>> BEGIN
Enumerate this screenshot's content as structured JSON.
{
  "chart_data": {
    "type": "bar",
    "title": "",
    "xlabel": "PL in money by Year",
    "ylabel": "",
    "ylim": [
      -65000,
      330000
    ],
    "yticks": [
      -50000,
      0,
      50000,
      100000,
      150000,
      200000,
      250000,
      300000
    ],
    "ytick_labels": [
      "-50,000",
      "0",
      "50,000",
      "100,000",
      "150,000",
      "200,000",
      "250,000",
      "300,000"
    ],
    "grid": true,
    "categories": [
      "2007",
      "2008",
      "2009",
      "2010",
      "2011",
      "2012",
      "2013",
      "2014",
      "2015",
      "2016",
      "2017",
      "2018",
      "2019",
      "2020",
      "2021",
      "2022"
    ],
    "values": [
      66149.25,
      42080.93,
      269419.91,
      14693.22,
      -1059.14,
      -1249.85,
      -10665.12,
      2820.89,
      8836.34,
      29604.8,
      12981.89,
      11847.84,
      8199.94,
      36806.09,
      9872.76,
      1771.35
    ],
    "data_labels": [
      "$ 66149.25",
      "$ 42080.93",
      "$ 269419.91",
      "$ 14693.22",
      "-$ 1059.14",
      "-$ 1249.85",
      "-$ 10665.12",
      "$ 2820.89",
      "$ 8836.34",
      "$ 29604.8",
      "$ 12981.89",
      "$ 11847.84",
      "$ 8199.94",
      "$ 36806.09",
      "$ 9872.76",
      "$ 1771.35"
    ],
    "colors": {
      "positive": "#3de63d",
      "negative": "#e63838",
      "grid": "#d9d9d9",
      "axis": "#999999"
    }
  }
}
>> END
— Given request —
Repeat back the data above, exact to the last character.

— Worked solution —
Enumerate this screenshot's content as structured JSON.
{
  "chart_data": {
    "type": "bar",
    "title": "",
    "xlabel": "PL in money by Year",
    "ylabel": "",
    "ylim": [
      -65000,
      330000
    ],
    "yticks": [
      -50000,
      0,
      50000,
      100000,
      150000,
      200000,
      250000,
      300000
    ],
    "ytick_labels": [
      "-50,000",
      "0",
      "50,000",
      "100,000",
      "150,000",
      "200,000",
      "250,000",
      "300,000"
    ],
    "grid": true,
    "categories": [
      "2007",
      "2008",
      "2009",
      "2010",
      "2011",
      "2012",
      "2013",
      "2014",
      "2015",
      "2016",
      "2017",
      "2018",
      "2019",
      "2020",
      "2021",
      "2022"
    ],
    "values": [
      66149.25,
      42080.93,
      269419.91,
      14693.22,
      -1059.14,
      -1249.85,
      -10665.12,
      2820.89,
      8836.34,
      29604.8,
      12981.89,
      11847.84,
      8199.94,
      36806.09,
      9872.76,
      1771.35
    ],
    "data_labels": [
      "$ 66149.25",
      "$ 42080.93",
      "$ 269419.91",
      "$ 14693.22",
      "-$ 1059.14",
      "-$ 1249.85",
      "-$ 10665.12",
      "$ 2820.89",
      "$ 8836.34",
      "$ 29604.8",
      "$ 12981.89",
      "$ 11847.84",
      "$ 8199.94",
      "$ 36806.09",
      "$ 9872.76",
      "$ 1771.35"
    ],
    "colors": {
      "positive": "#3de63d",
      "negative": "#e63838",
      "grid": "#d9d9d9",
      "axis": "#999999"
    }
  }
}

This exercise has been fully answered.